*MATERIAL FOR THIS TASK*:
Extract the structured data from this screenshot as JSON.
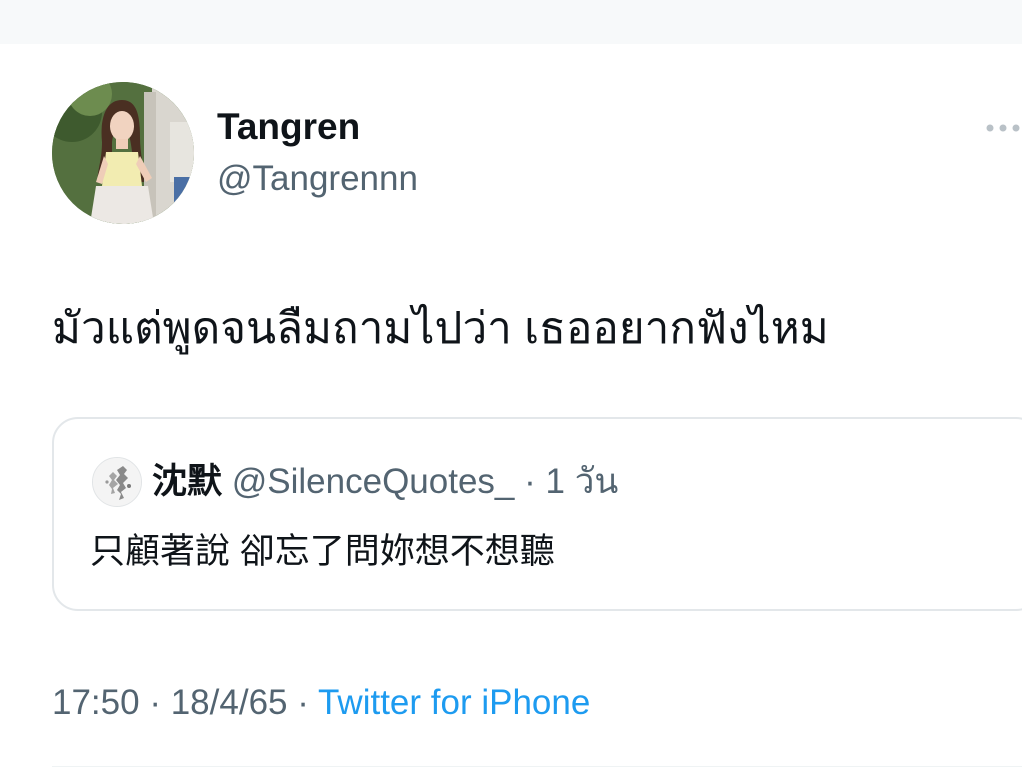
{
  "tweet": {
    "author": {
      "display_name": "Tangren",
      "handle": "@Tangrennn",
      "avatar_icon": "profile-photo"
    },
    "more_icon": "more-horizontal-icon",
    "text": "มัวแต่พูดจนลืมถามไปว่า เธออยากฟังไหม",
    "quoted": {
      "author_name": "沈默",
      "handle": "@SilenceQuotes_",
      "separator": "·",
      "time": "1 วัน",
      "text": "只顧著說 卻忘了問妳想不想聽"
    },
    "meta": {
      "time": "17:50",
      "sep1": "·",
      "date": "18/4/65",
      "sep2": "·",
      "source": "Twitter for iPhone"
    }
  },
  "colors": {
    "primary_text": "#0f1419",
    "secondary_text": "#536471",
    "link": "#1d9bf0",
    "border": "#e3e7ea"
  }
}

*SET PROBLEM*: Pick out, from the lines above, every one that contains the string "handle".

*EXERCISE ANSWER*:
      "handle": "@Tangrennn",
      "handle": "@SilenceQuotes_",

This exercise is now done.